Material for this exercise>

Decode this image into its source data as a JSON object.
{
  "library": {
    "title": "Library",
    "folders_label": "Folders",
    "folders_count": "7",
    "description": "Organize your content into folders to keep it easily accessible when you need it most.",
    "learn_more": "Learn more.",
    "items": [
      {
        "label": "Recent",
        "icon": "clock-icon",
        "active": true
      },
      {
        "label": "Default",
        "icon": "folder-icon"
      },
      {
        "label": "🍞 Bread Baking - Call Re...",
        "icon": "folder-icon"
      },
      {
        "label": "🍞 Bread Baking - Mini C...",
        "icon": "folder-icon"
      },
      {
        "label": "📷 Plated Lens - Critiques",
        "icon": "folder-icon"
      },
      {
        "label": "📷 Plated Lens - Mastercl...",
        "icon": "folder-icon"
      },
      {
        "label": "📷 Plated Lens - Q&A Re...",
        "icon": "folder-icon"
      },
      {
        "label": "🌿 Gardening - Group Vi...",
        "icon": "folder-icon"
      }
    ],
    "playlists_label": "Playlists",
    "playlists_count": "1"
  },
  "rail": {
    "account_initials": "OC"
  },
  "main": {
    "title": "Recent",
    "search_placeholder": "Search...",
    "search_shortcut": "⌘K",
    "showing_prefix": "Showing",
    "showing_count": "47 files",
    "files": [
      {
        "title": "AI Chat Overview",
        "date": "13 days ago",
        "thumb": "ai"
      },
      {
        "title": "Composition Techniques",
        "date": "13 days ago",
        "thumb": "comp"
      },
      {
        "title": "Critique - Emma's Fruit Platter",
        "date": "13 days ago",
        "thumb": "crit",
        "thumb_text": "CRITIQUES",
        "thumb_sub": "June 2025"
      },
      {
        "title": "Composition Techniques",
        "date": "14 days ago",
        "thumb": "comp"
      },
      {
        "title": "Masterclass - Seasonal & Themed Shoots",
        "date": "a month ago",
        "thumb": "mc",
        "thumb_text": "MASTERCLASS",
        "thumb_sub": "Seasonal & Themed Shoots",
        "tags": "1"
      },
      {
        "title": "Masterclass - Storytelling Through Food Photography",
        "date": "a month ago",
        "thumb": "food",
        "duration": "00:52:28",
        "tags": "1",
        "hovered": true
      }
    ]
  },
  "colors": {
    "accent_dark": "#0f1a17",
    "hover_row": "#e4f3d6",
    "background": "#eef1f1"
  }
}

What is expected> Retype every entry word for word.

Exercise answer>
Decode this image into its source data as a JSON object.
{
  "library": {
    "title": "Library",
    "folders_label": "Folders",
    "folders_count": "7",
    "description": "Organize your content into folders to keep it easily accessible when you need it most.",
    "learn_more": "Learn more.",
    "items": [
      {
        "label": "Recent",
        "icon": "clock-icon",
        "active": true
      },
      {
        "label": "Default",
        "icon": "folder-icon"
      },
      {
        "label": "🍞 Bread Baking - Call Re...",
        "icon": "folder-icon"
      },
      {
        "label": "🍞 Bread Baking - Mini C...",
        "icon": "folder-icon"
      },
      {
        "label": "📷 Plated Lens - Critiques",
        "icon": "folder-icon"
      },
      {
        "label": "📷 Plated Lens - Mastercl...",
        "icon": "folder-icon"
      },
      {
        "label": "📷 Plated Lens - Q&A Re...",
        "icon": "folder-icon"
      },
      {
        "label": "🌿 Gardening - Group Vi...",
        "icon": "folder-icon"
      }
    ],
    "playlists_label": "Playlists",
    "playlists_count": "1"
  },
  "rail": {
    "account_initials": "OC"
  },
  "main": {
    "title": "Recent",
    "search_placeholder": "Search...",
    "search_shortcut": "⌘K",
    "showing_prefix": "Showing",
    "showing_count": "47 files",
    "files": [
      {
        "title": "AI Chat Overview",
        "date": "13 days ago",
        "thumb": "ai"
      },
      {
        "title": "Composition Techniques",
        "date": "13 days ago",
        "thumb": "comp"
      },
      {
        "title": "Critique - Emma's Fruit Platter",
        "date": "13 days ago",
        "thumb": "crit",
        "thumb_text": "CRITIQUES",
        "thumb_sub": "June 2025"
      },
      {
        "title": "Composition Techniques",
        "date": "14 days ago",
        "thumb": "comp"
      },
      {
        "title": "Masterclass - Seasonal & Themed Shoots",
        "date": "a month ago",
        "thumb": "mc",
        "thumb_text": "MASTERCLASS",
        "thumb_sub": "Seasonal & Themed Shoots",
        "tags": "1"
      },
      {
        "title": "Masterclass - Storytelling Through Food Photography",
        "date": "a month ago",
        "thumb": "food",
        "duration": "00:52:28",
        "tags": "1",
        "hovered": true
      }
    ]
  },
  "colors": {
    "accent_dark": "#0f1a17",
    "hover_row": "#e4f3d6",
    "background": "#eef1f1"
  }
}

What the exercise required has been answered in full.